**Dataset rows**
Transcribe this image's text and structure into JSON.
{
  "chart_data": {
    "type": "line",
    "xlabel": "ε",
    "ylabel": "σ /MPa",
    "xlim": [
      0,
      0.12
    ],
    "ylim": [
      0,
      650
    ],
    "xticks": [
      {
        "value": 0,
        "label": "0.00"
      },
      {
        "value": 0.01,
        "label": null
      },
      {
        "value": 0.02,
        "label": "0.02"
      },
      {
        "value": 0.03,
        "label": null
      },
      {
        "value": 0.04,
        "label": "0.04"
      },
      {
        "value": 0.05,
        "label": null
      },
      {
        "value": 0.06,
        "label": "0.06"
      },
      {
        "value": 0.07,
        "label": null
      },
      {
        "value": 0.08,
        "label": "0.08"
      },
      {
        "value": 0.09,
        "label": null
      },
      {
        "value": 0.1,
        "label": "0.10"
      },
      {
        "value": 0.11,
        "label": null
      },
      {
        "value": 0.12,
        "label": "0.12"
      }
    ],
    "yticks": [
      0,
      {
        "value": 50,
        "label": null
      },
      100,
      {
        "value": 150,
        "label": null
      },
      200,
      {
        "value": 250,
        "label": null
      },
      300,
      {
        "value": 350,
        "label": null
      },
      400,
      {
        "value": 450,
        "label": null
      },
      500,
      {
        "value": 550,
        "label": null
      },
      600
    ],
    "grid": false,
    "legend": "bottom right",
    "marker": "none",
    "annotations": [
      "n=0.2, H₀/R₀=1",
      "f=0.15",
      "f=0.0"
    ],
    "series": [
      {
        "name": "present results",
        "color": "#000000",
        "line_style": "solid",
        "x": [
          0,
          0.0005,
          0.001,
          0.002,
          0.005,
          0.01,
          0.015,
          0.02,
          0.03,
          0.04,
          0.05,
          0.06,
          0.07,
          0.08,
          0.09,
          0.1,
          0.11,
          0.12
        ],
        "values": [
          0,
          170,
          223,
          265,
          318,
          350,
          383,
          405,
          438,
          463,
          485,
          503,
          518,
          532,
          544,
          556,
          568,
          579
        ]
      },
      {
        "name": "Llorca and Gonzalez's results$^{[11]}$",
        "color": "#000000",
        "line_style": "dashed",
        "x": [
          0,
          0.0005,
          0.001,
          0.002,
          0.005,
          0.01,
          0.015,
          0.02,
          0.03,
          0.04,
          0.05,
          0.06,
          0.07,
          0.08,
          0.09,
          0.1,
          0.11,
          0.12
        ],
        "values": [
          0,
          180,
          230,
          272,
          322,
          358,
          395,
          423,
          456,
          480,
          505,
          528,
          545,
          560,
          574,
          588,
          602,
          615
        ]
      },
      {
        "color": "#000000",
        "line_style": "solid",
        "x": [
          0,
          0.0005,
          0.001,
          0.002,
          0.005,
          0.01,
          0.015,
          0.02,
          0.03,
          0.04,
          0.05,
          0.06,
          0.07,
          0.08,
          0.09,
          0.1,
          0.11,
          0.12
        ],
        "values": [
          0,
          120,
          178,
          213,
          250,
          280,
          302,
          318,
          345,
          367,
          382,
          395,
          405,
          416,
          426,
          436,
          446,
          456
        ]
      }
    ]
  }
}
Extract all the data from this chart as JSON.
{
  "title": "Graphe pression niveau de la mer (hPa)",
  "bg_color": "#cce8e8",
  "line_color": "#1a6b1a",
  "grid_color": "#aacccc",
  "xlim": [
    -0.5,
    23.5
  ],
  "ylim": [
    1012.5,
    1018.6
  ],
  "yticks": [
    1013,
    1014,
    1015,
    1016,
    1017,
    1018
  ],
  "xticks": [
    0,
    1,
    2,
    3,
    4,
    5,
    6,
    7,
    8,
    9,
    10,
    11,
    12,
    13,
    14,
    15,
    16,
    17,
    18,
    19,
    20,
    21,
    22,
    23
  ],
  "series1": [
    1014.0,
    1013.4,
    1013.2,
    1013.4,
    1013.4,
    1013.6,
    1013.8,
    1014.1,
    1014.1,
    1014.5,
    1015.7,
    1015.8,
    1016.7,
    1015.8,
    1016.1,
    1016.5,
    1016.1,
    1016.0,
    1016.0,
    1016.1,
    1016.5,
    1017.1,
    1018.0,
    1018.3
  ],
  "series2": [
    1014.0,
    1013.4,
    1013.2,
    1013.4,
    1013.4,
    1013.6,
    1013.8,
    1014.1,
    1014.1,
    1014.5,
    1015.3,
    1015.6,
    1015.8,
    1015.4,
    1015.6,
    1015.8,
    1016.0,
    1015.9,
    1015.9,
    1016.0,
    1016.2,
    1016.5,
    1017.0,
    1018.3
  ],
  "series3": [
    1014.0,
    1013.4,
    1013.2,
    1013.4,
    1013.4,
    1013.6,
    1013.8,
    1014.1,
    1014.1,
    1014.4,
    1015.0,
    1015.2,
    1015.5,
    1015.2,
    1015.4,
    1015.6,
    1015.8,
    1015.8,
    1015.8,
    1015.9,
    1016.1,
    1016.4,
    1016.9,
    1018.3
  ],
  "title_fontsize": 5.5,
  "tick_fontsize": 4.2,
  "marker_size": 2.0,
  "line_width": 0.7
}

**Task objective**
Reproduce the listing above verbatim, from first line to last.

**Task output**
Transcribe this image's text and structure into JSON.
{
  "chart_data": {
    "type": "line",
    "xlabel": "ε",
    "ylabel": "σ /MPa",
    "xlim": [
      0,
      0.12
    ],
    "ylim": [
      0,
      650
    ],
    "xticks": [
      {
        "value": 0,
        "label": "0.00"
      },
      {
        "value": 0.01,
        "label": null
      },
      {
        "value": 0.02,
        "label": "0.02"
      },
      {
        "value": 0.03,
        "label": null
      },
      {
        "value": 0.04,
        "label": "0.04"
      },
      {
        "value": 0.05,
        "label": null
      },
      {
        "value": 0.06,
        "label": "0.06"
      },
      {
        "value": 0.07,
        "label": null
      },
      {
        "value": 0.08,
        "label": "0.08"
      },
      {
        "value": 0.09,
        "label": null
      },
      {
        "value": 0.1,
        "label": "0.10"
      },
      {
        "value": 0.11,
        "label": null
      },
      {
        "value": 0.12,
        "label": "0.12"
      }
    ],
    "yticks": [
      0,
      {
        "value": 50,
        "label": null
      },
      100,
      {
        "value": 150,
        "label": null
      },
      200,
      {
        "value": 250,
        "label": null
      },
      300,
      {
        "value": 350,
        "label": null
      },
      400,
      {
        "value": 450,
        "label": null
      },
      500,
      {
        "value": 550,
        "label": null
      },
      600
    ],
    "grid": false,
    "legend": "bottom right",
    "marker": "none",
    "annotations": [
      "n=0.2, H₀/R₀=1",
      "f=0.15",
      "f=0.0"
    ],
    "series": [
      {
        "name": "present results",
        "color": "#000000",
        "line_style": "solid",
        "x": [
          0,
          0.0005,
          0.001,
          0.002,
          0.005,
          0.01,
          0.015,
          0.02,
          0.03,
          0.04,
          0.05,
          0.06,
          0.07,
          0.08,
          0.09,
          0.1,
          0.11,
          0.12
        ],
        "values": [
          0,
          170,
          223,
          265,
          318,
          350,
          383,
          405,
          438,
          463,
          485,
          503,
          518,
          532,
          544,
          556,
          568,
          579
        ]
      },
      {
        "name": "Llorca and Gonzalez's results$^{[11]}$",
        "color": "#000000",
        "line_style": "dashed",
        "x": [
          0,
          0.0005,
          0.001,
          0.002,
          0.005,
          0.01,
          0.015,
          0.02,
          0.03,
          0.04,
          0.05,
          0.06,
          0.07,
          0.08,
          0.09,
          0.1,
          0.11,
          0.12
        ],
        "values": [
          0,
          180,
          230,
          272,
          322,
          358,
          395,
          423,
          456,
          480,
          505,
          528,
          545,
          560,
          574,
          588,
          602,
          615
        ]
      },
      {
        "color": "#000000",
        "line_style": "solid",
        "x": [
          0,
          0.0005,
          0.001,
          0.002,
          0.005,
          0.01,
          0.015,
          0.02,
          0.03,
          0.04,
          0.05,
          0.06,
          0.07,
          0.08,
          0.09,
          0.1,
          0.11,
          0.12
        ],
        "values": [
          0,
          120,
          178,
          213,
          250,
          280,
          302,
          318,
          345,
          367,
          382,
          395,
          405,
          416,
          426,
          436,
          446,
          456
        ]
      }
    ]
  }
}
Extract all the data from this chart as JSON.
{
  "title": "Graphe pression niveau de la mer (hPa)",
  "bg_color": "#cce8e8",
  "line_color": "#1a6b1a",
  "grid_color": "#aacccc",
  "xlim": [
    -0.5,
    23.5
  ],
  "ylim": [
    1012.5,
    1018.6
  ],
  "yticks": [
    1013,
    1014,
    1015,
    1016,
    1017,
    1018
  ],
  "xticks": [
    0,
    1,
    2,
    3,
    4,
    5,
    6,
    7,
    8,
    9,
    10,
    11,
    12,
    13,
    14,
    15,
    16,
    17,
    18,
    19,
    20,
    21,
    22,
    23
  ],
  "series1": [
    1014.0,
    1013.4,
    1013.2,
    1013.4,
    1013.4,
    1013.6,
    1013.8,
    1014.1,
    1014.1,
    1014.5,
    1015.7,
    1015.8,
    1016.7,
    1015.8,
    1016.1,
    1016.5,
    1016.1,
    1016.0,
    1016.0,
    1016.1,
    1016.5,
    1017.1,
    1018.0,
    1018.3
  ],
  "series2": [
    1014.0,
    1013.4,
    1013.2,
    1013.4,
    1013.4,
    1013.6,
    1013.8,
    1014.1,
    1014.1,
    1014.5,
    1015.3,
    1015.6,
    1015.8,
    1015.4,
    1015.6,
    1015.8,
    1016.0,
    1015.9,
    1015.9,
    1016.0,
    1016.2,
    1016.5,
    1017.0,
    1018.3
  ],
  "series3": [
    1014.0,
    1013.4,
    1013.2,
    1013.4,
    1013.4,
    1013.6,
    1013.8,
    1014.1,
    1014.1,
    1014.4,
    1015.0,
    1015.2,
    1015.5,
    1015.2,
    1015.4,
    1015.6,
    1015.8,
    1015.8,
    1015.8,
    1015.9,
    1016.1,
    1016.4,
    1016.9,
    1018.3
  ],
  "title_fontsize": 5.5,
  "tick_fontsize": 4.2,
  "marker_size": 2.0,
  "line_width": 0.7
}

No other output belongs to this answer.